**Entries**
━━━━━━━━
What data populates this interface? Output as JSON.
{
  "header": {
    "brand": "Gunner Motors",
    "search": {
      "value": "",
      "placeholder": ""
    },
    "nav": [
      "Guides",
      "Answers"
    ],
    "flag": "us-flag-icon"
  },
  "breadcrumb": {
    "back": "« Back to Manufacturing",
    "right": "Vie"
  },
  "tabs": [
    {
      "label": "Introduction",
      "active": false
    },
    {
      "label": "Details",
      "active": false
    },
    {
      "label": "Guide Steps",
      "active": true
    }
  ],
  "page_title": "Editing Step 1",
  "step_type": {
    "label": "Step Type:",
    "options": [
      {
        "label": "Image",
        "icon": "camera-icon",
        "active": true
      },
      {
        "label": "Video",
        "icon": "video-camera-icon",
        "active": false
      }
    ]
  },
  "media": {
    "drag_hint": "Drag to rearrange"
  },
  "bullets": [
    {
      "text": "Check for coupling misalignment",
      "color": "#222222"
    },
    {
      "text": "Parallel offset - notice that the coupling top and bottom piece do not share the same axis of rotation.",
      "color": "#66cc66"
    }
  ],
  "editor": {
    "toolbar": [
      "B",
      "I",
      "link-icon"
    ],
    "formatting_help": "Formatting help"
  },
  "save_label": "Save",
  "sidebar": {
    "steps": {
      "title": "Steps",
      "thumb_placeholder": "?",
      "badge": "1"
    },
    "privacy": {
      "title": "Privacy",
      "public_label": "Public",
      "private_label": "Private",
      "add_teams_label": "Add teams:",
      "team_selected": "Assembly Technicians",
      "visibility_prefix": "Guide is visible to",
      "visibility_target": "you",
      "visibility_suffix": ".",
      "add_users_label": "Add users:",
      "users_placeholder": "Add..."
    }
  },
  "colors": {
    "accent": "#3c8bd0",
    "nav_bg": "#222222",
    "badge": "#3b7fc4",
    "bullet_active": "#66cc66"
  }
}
━━━━━━━━
**Short task**
Reproduce all the data word for word.

**Answer to the problem**
What data populates this interface? Output as JSON.
{
  "header": {
    "brand": "Gunner Motors",
    "search": {
      "value": "",
      "placeholder": ""
    },
    "nav": [
      "Guides",
      "Answers"
    ],
    "flag": "us-flag-icon"
  },
  "breadcrumb": {
    "back": "« Back to Manufacturing",
    "right": "Vie"
  },
  "tabs": [
    {
      "label": "Introduction",
      "active": false
    },
    {
      "label": "Details",
      "active": false
    },
    {
      "label": "Guide Steps",
      "active": true
    }
  ],
  "page_title": "Editing Step 1",
  "step_type": {
    "label": "Step Type:",
    "options": [
      {
        "label": "Image",
        "icon": "camera-icon",
        "active": true
      },
      {
        "label": "Video",
        "icon": "video-camera-icon",
        "active": false
      }
    ]
  },
  "media": {
    "drag_hint": "Drag to rearrange"
  },
  "bullets": [
    {
      "text": "Check for coupling misalignment",
      "color": "#222222"
    },
    {
      "text": "Parallel offset - notice that the coupling top and bottom piece do not share the same axis of rotation.",
      "color": "#66cc66"
    }
  ],
  "editor": {
    "toolbar": [
      "B",
      "I",
      "link-icon"
    ],
    "formatting_help": "Formatting help"
  },
  "save_label": "Save",
  "sidebar": {
    "steps": {
      "title": "Steps",
      "thumb_placeholder": "?",
      "badge": "1"
    },
    "privacy": {
      "title": "Privacy",
      "public_label": "Public",
      "private_label": "Private",
      "add_teams_label": "Add teams:",
      "team_selected": "Assembly Technicians",
      "visibility_prefix": "Guide is visible to",
      "visibility_target": "you",
      "visibility_suffix": ".",
      "add_users_label": "Add users:",
      "users_placeholder": "Add..."
    }
  },
  "colors": {
    "accent": "#3c8bd0",
    "nav_bg": "#222222",
    "badge": "#3b7fc4",
    "bullet_active": "#66cc66"
  }
}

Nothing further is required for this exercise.